→ Challenge:
Go through the records and show each line where the word "right" occurs.

Dataset entries
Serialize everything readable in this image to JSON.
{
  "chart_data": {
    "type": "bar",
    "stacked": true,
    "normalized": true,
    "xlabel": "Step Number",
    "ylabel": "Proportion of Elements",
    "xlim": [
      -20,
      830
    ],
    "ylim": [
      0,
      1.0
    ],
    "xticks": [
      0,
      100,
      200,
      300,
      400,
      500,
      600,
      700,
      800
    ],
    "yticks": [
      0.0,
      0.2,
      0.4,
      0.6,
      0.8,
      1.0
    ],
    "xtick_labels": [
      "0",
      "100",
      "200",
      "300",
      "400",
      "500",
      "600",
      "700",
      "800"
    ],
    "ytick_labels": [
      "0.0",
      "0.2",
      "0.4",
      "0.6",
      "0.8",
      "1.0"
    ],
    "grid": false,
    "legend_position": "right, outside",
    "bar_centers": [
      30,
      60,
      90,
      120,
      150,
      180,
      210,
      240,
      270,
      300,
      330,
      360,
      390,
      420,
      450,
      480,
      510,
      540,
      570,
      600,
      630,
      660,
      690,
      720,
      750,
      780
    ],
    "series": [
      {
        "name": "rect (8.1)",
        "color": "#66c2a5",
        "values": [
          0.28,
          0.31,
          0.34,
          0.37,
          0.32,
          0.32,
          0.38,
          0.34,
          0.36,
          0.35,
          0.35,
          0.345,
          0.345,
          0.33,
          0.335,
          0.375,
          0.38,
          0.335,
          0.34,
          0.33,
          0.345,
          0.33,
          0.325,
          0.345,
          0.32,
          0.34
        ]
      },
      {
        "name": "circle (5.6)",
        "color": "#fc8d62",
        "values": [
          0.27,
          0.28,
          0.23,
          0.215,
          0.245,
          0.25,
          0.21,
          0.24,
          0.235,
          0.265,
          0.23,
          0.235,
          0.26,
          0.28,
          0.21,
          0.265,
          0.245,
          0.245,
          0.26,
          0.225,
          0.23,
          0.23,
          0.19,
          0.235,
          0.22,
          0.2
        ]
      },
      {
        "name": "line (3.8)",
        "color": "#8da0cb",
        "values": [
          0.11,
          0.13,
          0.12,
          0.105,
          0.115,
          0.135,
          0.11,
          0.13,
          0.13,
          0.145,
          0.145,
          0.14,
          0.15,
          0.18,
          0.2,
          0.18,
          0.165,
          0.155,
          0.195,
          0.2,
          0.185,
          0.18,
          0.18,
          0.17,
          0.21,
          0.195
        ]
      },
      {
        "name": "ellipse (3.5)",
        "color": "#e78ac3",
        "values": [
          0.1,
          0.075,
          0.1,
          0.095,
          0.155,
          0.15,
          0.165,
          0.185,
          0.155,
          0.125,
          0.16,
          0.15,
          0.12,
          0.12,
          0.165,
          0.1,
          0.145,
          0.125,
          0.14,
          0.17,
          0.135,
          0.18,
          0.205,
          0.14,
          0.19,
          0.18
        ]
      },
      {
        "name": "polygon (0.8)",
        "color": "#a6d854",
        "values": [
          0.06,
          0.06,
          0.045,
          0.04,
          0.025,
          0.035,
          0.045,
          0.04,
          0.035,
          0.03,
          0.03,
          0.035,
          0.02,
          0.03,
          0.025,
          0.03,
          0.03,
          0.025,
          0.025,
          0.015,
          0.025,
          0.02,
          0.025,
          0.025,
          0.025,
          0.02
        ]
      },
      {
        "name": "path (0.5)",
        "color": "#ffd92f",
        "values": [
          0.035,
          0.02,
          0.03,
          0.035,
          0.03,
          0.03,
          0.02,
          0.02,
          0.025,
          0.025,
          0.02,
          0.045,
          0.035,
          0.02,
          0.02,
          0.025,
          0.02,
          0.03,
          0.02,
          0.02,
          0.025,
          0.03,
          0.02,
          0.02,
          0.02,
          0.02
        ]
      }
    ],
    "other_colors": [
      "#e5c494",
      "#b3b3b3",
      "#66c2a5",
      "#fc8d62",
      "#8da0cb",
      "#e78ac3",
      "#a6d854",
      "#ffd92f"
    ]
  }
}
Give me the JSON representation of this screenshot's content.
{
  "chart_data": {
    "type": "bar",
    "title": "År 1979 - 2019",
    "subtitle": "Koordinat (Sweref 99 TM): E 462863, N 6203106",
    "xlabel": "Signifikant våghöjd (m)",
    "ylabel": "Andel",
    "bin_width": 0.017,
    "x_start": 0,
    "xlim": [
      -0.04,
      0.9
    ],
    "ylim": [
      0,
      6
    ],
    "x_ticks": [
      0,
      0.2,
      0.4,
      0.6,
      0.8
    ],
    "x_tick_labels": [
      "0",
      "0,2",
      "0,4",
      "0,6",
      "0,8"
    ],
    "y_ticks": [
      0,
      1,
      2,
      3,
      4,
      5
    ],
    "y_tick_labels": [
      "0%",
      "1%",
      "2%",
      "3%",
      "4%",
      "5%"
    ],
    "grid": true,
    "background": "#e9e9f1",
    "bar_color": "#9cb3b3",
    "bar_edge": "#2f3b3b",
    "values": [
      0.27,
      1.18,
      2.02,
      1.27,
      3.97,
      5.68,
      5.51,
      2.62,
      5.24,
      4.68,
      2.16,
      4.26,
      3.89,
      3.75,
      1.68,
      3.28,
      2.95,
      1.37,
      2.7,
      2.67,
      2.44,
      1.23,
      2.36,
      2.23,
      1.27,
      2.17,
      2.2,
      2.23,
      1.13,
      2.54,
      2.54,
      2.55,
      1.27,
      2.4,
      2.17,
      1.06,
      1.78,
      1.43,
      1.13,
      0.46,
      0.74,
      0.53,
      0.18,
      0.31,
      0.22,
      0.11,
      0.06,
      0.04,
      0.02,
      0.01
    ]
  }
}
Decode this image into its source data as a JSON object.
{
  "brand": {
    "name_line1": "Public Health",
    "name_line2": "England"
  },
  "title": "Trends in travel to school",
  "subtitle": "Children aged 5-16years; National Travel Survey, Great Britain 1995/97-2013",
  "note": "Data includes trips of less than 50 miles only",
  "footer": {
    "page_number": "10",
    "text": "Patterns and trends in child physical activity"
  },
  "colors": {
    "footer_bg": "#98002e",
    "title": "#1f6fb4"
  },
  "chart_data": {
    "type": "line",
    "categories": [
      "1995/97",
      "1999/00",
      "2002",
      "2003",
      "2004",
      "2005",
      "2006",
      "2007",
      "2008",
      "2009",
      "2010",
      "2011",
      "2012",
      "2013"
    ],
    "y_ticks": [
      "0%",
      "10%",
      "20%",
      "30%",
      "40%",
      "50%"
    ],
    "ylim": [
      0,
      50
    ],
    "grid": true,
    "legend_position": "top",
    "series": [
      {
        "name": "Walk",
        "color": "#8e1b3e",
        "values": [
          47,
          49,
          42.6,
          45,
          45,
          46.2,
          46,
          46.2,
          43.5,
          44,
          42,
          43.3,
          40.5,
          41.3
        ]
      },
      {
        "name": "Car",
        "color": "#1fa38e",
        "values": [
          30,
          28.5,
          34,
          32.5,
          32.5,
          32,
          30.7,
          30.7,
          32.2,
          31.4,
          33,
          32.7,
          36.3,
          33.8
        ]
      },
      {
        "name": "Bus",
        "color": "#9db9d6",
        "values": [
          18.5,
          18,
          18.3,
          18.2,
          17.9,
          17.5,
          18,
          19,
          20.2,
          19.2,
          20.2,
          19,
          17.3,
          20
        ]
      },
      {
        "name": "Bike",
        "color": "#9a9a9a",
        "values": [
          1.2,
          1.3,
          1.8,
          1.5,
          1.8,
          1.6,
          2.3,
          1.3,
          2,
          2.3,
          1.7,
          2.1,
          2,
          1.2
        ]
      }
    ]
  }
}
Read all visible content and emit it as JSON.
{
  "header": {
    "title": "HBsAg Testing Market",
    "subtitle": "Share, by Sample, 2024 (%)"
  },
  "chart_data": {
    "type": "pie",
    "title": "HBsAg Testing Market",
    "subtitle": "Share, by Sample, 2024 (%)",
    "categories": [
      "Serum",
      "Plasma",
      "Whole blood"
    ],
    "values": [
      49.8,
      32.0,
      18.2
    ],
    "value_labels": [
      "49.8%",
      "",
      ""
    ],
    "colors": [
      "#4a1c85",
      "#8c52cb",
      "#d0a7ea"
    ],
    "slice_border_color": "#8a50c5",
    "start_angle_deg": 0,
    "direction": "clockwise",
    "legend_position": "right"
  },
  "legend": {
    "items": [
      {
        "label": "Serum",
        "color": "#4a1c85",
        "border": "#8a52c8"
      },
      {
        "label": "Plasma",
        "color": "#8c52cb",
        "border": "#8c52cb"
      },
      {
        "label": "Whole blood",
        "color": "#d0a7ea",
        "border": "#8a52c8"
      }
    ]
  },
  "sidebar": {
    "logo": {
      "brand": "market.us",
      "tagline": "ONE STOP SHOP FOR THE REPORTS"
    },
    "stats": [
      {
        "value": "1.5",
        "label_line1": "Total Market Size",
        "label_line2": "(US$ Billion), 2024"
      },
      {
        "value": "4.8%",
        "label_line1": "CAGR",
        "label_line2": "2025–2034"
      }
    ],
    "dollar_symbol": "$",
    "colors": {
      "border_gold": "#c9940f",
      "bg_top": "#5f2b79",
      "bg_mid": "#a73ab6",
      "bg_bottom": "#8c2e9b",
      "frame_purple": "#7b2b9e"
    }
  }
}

→ Answer for this exercise:
    "legend_position": "right, outside",
    "legend_position": "right"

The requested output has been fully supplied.